Start PROVIDED RECORDS

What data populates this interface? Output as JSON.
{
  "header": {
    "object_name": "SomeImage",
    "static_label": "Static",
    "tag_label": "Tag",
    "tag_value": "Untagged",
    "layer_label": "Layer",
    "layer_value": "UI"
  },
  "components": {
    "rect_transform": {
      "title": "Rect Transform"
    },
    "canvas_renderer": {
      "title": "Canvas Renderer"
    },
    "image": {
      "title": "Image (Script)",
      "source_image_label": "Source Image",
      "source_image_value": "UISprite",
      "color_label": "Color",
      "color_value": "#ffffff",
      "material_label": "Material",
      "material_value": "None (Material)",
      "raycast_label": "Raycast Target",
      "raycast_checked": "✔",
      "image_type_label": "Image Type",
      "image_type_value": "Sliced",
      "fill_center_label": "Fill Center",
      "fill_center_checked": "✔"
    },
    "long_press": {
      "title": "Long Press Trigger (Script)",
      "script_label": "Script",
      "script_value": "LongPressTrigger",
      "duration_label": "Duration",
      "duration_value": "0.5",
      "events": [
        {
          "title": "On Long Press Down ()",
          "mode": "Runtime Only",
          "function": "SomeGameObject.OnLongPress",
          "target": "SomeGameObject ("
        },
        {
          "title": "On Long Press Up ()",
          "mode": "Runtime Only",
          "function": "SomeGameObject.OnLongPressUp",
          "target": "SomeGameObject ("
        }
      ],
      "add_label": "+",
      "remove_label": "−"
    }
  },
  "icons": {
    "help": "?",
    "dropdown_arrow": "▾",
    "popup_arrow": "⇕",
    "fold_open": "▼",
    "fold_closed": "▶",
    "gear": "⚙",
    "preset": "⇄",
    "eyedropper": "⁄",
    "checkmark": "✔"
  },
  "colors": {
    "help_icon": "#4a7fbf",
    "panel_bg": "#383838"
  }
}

End PROVIDED RECORDS

- **STATED GOAL**
Where a line in the entries holds the word "title", copy that line.

- **TASK RESULT**
      "title": "Rect Transform"
      "title": "Canvas Renderer"
      "title": "Image (Script)",
      "title": "Long Press Trigger (Script)",
          "title": "On Long Press Down ()",
          "title": "On Long Press Up ()",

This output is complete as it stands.